Directive: Review the listing and copy each line that holds the word "vida".

▬▬▬

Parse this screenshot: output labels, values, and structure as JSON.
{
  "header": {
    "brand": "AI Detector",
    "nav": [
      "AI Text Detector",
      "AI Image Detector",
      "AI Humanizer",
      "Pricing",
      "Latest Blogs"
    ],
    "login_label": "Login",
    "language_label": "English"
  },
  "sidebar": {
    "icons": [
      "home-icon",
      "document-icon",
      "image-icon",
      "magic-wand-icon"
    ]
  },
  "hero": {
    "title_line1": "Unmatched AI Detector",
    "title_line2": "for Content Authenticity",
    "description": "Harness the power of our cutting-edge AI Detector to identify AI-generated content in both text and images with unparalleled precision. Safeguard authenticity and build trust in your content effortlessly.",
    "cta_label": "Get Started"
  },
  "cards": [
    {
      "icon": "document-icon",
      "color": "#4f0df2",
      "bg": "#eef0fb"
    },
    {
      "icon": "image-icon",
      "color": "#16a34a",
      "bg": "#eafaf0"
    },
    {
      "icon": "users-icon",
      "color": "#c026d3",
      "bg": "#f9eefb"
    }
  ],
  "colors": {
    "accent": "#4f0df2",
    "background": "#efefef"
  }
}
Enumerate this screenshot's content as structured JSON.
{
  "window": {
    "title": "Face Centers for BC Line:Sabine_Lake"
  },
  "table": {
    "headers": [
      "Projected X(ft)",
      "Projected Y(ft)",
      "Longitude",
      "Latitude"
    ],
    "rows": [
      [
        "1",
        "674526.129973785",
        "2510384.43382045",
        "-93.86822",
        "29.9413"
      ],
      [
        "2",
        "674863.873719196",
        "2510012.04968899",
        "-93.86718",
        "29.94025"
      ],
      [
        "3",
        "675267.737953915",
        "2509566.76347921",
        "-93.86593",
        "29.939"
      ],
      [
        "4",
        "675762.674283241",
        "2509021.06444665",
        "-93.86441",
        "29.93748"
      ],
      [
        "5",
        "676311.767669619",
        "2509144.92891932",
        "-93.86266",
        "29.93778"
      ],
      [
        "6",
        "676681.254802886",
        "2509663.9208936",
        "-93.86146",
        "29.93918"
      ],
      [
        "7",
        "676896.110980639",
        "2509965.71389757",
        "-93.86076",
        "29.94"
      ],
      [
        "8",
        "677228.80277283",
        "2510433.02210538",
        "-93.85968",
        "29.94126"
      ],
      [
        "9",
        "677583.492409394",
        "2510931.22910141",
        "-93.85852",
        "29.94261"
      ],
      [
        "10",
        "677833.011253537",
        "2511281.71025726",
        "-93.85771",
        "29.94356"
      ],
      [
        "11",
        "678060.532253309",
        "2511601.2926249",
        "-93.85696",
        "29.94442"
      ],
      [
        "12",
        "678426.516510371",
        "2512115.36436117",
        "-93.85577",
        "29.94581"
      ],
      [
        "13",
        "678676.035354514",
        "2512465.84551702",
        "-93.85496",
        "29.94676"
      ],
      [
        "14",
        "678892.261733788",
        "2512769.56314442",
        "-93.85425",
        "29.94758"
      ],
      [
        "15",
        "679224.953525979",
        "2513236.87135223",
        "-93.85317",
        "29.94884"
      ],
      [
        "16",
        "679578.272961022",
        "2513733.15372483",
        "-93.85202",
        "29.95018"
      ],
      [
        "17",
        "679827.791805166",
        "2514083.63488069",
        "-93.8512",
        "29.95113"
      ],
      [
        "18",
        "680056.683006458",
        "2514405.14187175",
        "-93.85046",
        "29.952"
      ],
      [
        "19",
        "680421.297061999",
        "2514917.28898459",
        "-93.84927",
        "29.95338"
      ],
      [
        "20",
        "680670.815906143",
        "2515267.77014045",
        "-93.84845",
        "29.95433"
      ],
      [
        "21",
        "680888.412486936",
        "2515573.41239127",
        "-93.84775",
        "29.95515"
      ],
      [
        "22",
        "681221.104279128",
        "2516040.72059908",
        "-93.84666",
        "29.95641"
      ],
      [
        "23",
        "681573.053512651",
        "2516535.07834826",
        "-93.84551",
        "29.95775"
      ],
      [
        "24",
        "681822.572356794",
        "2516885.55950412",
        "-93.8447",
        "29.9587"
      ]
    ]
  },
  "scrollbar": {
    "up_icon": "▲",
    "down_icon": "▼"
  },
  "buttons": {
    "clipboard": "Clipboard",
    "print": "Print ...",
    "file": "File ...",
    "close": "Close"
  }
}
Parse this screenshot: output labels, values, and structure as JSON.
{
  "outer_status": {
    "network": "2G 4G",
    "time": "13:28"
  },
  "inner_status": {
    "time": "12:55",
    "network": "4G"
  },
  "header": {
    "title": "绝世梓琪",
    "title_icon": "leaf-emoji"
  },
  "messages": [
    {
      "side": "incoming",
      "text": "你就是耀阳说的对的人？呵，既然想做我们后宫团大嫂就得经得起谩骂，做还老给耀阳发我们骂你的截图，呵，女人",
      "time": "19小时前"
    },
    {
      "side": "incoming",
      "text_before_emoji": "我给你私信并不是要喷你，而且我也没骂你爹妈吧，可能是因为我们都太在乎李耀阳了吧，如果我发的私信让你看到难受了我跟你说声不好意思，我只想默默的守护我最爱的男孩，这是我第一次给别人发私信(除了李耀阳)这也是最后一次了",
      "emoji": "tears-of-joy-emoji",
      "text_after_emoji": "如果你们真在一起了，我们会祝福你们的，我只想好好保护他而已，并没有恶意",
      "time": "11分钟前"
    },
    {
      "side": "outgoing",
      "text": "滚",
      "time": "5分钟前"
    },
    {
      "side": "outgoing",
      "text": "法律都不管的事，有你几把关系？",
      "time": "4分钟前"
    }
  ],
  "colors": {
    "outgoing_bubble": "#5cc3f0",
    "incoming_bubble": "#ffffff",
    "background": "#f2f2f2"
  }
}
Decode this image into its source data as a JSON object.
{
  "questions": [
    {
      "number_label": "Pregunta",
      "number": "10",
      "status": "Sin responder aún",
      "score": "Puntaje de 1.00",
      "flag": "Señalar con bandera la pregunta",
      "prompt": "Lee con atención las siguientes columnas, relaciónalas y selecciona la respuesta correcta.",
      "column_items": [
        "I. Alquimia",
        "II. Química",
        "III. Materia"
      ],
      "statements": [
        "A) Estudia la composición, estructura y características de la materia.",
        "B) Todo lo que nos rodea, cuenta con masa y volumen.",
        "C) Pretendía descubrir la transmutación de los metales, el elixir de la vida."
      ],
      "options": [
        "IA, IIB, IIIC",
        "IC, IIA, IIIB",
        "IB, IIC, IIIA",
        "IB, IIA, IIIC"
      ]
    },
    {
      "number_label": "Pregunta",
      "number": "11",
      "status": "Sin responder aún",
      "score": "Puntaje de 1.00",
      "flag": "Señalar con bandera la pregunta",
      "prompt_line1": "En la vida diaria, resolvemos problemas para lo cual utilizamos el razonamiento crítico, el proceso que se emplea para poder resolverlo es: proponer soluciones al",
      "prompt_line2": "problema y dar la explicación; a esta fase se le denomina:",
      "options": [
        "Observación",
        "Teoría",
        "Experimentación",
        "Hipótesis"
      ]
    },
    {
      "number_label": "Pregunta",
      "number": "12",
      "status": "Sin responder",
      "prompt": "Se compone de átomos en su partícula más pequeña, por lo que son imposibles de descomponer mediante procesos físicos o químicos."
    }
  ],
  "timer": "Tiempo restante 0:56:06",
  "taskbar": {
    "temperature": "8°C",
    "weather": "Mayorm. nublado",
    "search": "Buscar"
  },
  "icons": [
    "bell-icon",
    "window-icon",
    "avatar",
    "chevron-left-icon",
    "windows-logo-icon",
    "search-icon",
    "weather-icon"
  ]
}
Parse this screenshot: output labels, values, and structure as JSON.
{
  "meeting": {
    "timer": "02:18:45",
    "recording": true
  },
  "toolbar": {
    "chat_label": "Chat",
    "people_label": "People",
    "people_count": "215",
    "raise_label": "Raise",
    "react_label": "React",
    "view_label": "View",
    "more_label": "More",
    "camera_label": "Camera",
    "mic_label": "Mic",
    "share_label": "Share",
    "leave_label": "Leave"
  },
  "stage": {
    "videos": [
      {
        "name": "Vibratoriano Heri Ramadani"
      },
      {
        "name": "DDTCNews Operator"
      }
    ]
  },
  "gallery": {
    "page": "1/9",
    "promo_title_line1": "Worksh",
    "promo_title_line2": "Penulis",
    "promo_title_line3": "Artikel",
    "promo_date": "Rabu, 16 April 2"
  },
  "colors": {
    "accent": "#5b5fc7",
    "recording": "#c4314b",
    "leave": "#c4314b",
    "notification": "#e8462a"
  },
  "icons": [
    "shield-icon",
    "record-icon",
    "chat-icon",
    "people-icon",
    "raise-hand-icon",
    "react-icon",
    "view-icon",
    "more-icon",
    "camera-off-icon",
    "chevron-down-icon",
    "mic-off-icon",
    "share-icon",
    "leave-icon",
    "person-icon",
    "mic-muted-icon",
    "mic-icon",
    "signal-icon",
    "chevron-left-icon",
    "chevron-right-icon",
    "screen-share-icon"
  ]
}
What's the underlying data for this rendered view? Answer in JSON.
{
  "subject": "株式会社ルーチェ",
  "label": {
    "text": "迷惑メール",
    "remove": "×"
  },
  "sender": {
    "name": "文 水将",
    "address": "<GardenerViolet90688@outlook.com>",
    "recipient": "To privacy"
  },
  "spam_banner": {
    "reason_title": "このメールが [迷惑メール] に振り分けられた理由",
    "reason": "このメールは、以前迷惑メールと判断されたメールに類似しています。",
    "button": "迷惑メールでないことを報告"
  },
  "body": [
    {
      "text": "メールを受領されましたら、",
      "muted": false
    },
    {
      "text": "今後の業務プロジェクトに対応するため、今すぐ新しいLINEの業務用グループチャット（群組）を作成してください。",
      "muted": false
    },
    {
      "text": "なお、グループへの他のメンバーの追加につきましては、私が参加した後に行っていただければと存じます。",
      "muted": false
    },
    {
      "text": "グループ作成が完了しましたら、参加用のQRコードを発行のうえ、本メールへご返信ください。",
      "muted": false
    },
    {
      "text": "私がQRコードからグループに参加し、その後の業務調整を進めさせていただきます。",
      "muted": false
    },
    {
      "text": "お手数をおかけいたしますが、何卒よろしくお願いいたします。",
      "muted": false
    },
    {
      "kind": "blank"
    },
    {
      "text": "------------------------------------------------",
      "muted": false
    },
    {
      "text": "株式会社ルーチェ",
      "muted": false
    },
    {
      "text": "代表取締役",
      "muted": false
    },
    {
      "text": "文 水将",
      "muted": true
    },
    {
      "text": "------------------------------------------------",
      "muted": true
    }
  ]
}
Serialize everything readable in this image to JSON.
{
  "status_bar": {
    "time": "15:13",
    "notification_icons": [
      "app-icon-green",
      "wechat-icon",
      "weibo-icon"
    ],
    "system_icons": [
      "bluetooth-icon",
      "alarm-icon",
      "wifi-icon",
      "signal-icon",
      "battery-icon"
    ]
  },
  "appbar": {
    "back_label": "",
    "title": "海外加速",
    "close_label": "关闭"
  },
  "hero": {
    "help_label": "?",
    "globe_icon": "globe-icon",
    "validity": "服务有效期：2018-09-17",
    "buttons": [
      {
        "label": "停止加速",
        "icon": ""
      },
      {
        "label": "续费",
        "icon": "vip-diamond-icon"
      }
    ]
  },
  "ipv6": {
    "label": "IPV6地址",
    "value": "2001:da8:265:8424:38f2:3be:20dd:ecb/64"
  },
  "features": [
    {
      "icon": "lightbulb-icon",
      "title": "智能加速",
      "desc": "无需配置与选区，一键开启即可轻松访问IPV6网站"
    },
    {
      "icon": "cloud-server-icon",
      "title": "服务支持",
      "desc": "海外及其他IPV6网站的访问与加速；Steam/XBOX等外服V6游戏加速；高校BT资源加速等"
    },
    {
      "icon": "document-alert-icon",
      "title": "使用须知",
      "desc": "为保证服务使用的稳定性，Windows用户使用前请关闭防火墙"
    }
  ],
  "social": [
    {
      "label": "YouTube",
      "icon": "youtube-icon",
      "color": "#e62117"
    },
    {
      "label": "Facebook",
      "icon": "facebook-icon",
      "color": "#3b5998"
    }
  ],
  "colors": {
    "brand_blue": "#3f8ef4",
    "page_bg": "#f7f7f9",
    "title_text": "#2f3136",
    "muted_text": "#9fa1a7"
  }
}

▬▬▬

Written reply:
        "C) Pretendía descubrir la transmutación de los metales, el elixir de la vida."
      "prompt_line1": "En la vida diaria, resolvemos problemas para lo cual utilizamos el razonamiento crítico, el proceso que se emplea para poder resolverlo es: proponer soluciones al",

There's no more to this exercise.